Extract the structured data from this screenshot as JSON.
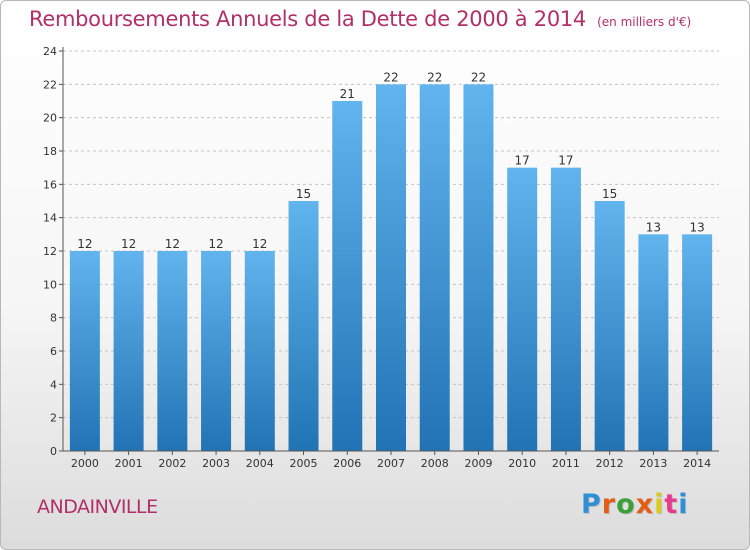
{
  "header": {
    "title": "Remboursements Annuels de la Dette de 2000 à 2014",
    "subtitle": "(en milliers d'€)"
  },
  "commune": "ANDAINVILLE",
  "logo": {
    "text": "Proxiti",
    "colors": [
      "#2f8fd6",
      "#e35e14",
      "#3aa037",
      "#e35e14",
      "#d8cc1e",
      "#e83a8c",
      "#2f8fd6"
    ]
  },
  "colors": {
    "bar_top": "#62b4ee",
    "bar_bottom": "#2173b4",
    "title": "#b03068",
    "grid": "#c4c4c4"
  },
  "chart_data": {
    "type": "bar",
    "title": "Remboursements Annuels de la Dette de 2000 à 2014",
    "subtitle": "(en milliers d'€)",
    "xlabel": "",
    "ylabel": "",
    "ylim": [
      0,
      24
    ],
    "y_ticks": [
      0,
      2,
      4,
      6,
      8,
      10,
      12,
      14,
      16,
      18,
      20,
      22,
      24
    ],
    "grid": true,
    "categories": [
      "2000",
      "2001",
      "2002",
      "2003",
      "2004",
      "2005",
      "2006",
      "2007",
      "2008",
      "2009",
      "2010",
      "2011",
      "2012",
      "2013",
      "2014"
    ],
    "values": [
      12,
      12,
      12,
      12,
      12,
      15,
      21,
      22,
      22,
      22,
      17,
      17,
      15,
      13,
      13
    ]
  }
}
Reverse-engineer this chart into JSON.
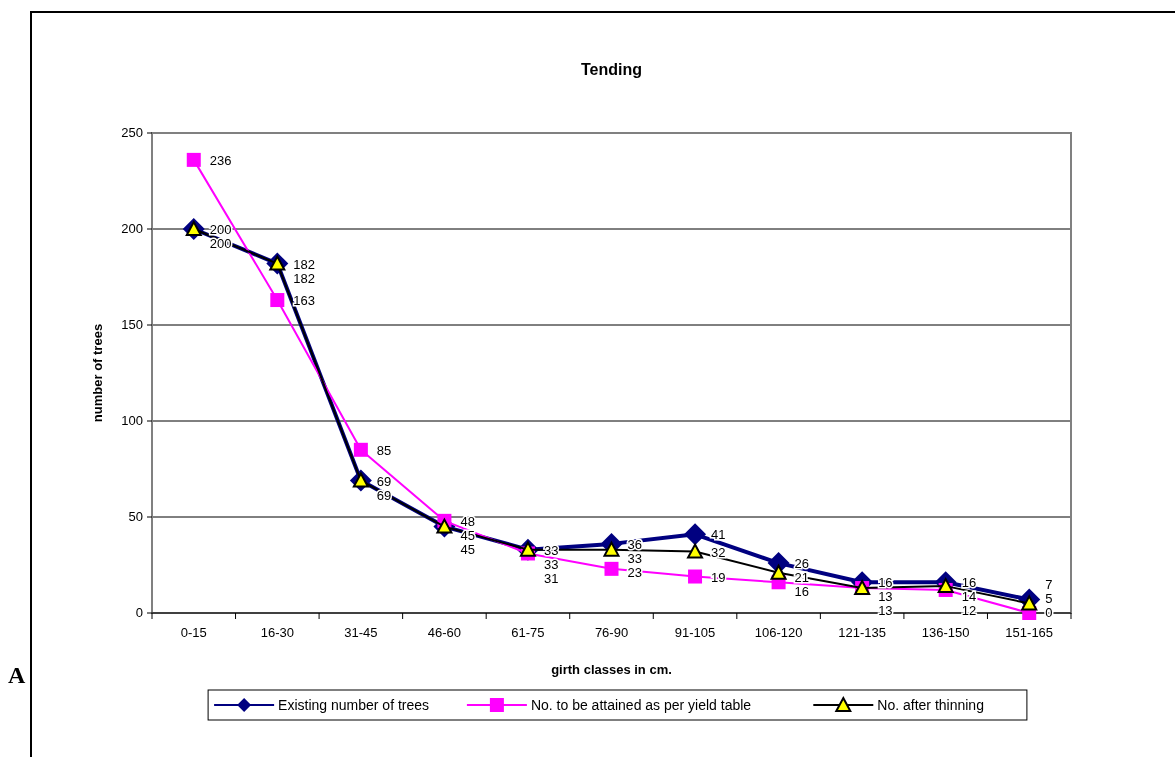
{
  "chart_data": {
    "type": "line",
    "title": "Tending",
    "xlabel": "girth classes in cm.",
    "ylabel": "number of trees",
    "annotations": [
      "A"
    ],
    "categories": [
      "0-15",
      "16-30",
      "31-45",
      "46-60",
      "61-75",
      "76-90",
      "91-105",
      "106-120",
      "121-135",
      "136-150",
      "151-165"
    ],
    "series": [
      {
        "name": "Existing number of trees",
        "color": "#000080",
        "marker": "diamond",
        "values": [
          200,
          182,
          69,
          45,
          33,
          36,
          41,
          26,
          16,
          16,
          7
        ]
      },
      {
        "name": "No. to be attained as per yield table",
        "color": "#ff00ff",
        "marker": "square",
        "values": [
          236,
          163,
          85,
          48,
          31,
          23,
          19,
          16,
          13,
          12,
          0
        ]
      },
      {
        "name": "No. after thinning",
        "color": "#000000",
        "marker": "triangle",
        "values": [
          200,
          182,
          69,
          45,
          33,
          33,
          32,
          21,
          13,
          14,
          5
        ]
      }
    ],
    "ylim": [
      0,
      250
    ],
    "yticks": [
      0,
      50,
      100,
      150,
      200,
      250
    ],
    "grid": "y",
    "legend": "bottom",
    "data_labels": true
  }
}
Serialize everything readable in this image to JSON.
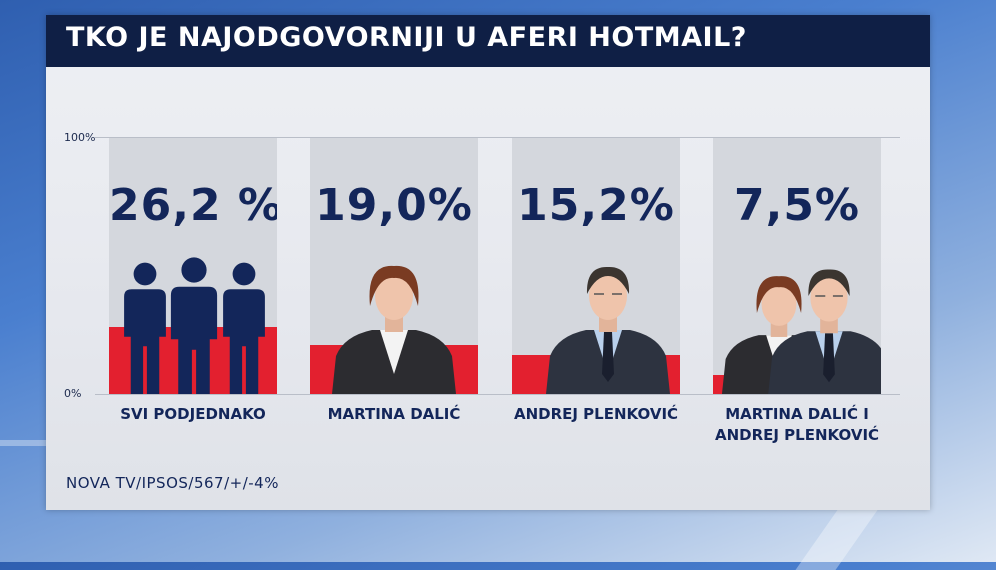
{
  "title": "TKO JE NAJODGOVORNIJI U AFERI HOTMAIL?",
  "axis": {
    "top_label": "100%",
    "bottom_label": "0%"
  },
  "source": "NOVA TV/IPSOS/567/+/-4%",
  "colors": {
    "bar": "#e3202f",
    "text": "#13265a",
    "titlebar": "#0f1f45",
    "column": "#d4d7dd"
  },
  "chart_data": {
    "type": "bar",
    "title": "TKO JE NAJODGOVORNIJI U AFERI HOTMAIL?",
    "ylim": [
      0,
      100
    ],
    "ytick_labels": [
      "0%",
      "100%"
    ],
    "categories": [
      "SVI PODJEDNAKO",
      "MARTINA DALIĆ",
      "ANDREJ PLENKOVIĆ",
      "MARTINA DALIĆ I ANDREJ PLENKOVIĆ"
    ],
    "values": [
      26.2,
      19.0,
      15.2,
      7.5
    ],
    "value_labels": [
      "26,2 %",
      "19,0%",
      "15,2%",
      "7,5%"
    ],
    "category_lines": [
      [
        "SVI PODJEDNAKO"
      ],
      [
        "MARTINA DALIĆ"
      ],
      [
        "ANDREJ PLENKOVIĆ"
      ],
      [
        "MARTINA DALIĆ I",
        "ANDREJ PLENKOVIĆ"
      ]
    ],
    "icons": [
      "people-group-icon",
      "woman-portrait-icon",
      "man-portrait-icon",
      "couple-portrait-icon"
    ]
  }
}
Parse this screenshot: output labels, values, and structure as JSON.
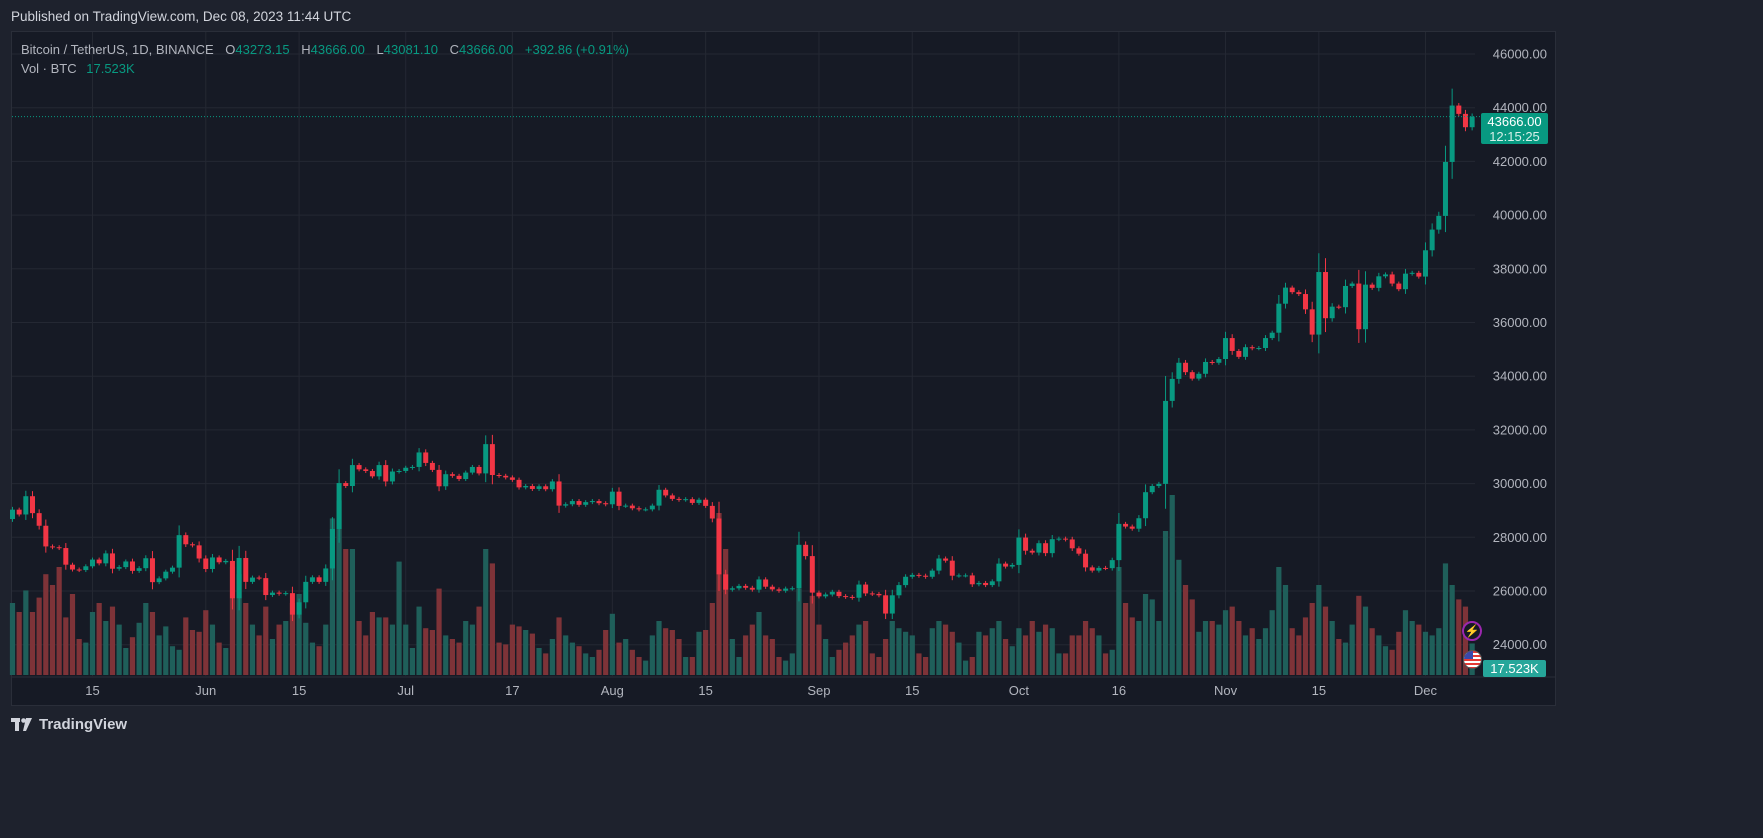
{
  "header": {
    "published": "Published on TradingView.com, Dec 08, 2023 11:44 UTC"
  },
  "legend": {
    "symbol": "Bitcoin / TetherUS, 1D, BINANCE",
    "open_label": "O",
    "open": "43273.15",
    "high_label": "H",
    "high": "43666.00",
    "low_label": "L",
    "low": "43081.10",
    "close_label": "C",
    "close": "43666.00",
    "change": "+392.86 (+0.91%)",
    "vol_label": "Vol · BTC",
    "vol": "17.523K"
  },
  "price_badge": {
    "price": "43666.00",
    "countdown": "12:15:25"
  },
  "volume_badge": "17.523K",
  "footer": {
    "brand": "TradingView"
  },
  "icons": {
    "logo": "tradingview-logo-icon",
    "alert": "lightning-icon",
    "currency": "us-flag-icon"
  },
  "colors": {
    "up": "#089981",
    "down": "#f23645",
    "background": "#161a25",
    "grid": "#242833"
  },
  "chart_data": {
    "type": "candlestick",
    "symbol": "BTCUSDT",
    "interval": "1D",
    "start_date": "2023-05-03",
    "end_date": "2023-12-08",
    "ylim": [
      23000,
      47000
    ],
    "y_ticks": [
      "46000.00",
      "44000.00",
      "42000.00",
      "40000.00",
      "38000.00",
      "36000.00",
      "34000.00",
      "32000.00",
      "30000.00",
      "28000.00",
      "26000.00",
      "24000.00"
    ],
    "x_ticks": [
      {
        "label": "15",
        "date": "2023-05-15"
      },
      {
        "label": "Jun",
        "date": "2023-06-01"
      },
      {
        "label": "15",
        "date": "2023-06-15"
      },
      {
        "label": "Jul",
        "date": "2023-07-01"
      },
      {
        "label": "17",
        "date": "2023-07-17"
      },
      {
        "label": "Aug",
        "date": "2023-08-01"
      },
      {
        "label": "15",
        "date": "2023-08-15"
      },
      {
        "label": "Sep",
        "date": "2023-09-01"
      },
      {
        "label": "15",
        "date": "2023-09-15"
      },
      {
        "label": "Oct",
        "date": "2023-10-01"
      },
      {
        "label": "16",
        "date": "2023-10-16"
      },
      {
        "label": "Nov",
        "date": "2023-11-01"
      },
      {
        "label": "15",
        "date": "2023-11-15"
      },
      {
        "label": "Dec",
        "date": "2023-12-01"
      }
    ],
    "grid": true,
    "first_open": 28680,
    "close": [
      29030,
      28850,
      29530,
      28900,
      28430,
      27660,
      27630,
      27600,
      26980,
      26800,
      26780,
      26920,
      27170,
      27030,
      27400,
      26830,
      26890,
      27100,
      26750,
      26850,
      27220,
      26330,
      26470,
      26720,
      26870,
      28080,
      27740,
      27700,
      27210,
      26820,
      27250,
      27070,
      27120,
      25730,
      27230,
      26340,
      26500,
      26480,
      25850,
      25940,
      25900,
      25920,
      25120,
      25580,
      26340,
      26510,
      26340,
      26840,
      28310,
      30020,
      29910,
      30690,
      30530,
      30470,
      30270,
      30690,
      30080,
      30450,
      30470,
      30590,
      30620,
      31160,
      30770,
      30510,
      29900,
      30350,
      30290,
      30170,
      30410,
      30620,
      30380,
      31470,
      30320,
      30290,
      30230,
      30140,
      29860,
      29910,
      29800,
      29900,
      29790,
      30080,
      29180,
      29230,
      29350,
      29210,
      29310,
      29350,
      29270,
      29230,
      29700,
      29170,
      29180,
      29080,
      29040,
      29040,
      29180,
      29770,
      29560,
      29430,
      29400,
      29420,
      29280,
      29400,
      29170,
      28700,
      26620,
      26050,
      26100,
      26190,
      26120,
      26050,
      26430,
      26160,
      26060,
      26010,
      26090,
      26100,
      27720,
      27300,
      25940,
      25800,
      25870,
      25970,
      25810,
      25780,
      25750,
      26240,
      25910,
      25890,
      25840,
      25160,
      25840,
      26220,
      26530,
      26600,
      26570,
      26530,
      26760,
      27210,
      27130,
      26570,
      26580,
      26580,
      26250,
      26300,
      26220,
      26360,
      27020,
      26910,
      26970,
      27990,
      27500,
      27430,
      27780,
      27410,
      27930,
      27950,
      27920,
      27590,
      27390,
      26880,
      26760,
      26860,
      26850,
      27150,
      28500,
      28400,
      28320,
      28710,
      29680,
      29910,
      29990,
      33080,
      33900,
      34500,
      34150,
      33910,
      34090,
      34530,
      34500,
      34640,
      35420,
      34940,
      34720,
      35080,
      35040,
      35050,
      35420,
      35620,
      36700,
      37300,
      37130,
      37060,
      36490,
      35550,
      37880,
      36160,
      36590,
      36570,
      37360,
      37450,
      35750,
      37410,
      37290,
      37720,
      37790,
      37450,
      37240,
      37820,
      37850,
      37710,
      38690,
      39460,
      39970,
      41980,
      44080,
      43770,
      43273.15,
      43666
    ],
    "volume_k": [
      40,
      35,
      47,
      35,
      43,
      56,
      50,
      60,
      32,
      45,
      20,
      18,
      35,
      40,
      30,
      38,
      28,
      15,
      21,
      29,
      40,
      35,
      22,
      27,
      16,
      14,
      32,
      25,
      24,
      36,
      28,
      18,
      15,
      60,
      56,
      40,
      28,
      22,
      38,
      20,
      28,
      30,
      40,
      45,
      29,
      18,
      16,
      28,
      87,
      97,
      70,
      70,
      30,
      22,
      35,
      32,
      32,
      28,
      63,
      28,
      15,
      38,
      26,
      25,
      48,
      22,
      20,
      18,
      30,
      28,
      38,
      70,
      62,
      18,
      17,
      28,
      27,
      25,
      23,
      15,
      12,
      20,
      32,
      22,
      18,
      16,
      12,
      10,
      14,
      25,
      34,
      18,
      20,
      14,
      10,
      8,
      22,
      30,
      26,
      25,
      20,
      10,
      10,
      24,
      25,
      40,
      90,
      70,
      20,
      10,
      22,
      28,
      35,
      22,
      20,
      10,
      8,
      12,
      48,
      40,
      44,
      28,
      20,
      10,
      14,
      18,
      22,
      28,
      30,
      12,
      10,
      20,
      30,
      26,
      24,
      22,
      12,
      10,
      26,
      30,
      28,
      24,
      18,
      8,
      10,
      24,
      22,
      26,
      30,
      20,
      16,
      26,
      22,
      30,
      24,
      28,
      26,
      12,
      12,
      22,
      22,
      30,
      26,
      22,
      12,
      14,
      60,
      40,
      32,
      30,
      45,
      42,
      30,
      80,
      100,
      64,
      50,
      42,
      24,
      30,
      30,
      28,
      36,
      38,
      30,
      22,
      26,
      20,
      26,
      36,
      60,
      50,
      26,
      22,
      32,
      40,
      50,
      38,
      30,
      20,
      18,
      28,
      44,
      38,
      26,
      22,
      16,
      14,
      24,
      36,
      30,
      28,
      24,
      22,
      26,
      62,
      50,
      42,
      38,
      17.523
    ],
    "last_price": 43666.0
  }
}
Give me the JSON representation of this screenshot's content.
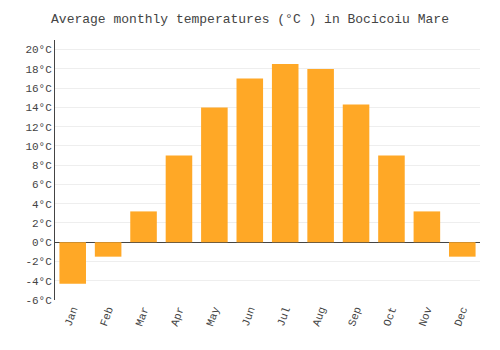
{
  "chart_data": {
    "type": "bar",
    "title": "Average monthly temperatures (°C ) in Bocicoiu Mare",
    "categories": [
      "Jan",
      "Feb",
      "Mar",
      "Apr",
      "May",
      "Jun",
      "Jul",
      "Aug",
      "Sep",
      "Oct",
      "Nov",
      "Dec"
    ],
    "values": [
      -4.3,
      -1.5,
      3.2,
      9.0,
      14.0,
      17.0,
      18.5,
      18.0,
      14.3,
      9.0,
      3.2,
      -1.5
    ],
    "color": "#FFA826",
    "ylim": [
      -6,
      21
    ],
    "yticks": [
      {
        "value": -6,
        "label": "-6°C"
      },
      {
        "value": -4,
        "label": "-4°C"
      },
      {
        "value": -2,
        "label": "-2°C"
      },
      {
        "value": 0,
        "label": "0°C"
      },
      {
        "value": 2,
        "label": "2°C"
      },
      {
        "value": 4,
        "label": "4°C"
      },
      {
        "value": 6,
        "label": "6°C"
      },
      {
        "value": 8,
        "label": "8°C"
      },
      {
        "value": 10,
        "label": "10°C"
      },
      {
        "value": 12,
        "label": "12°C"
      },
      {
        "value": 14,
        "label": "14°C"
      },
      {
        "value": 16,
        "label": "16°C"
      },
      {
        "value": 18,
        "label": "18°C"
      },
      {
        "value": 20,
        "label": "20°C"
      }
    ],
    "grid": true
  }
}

+ + +

Beginning with the line with "Give me the", repeat the entries above exactly, up to and including the last line, leaving out pictures.

Give me the JSON representation of this screenshot's content.
{
  "chart_data": {
    "type": "bar",
    "title": "Average monthly temperatures (°C ) in Bocicoiu Mare",
    "categories": [
      "Jan",
      "Feb",
      "Mar",
      "Apr",
      "May",
      "Jun",
      "Jul",
      "Aug",
      "Sep",
      "Oct",
      "Nov",
      "Dec"
    ],
    "values": [
      -4.3,
      -1.5,
      3.2,
      9.0,
      14.0,
      17.0,
      18.5,
      18.0,
      14.3,
      9.0,
      3.2,
      -1.5
    ],
    "color": "#FFA826",
    "ylim": [
      -6,
      21
    ],
    "yticks": [
      {
        "value": -6,
        "label": "-6°C"
      },
      {
        "value": -4,
        "label": "-4°C"
      },
      {
        "value": -2,
        "label": "-2°C"
      },
      {
        "value": 0,
        "label": "0°C"
      },
      {
        "value": 2,
        "label": "2°C"
      },
      {
        "value": 4,
        "label": "4°C"
      },
      {
        "value": 6,
        "label": "6°C"
      },
      {
        "value": 8,
        "label": "8°C"
      },
      {
        "value": 10,
        "label": "10°C"
      },
      {
        "value": 12,
        "label": "12°C"
      },
      {
        "value": 14,
        "label": "14°C"
      },
      {
        "value": 16,
        "label": "16°C"
      },
      {
        "value": 18,
        "label": "18°C"
      },
      {
        "value": 20,
        "label": "20°C"
      }
    ],
    "grid": true
  }
}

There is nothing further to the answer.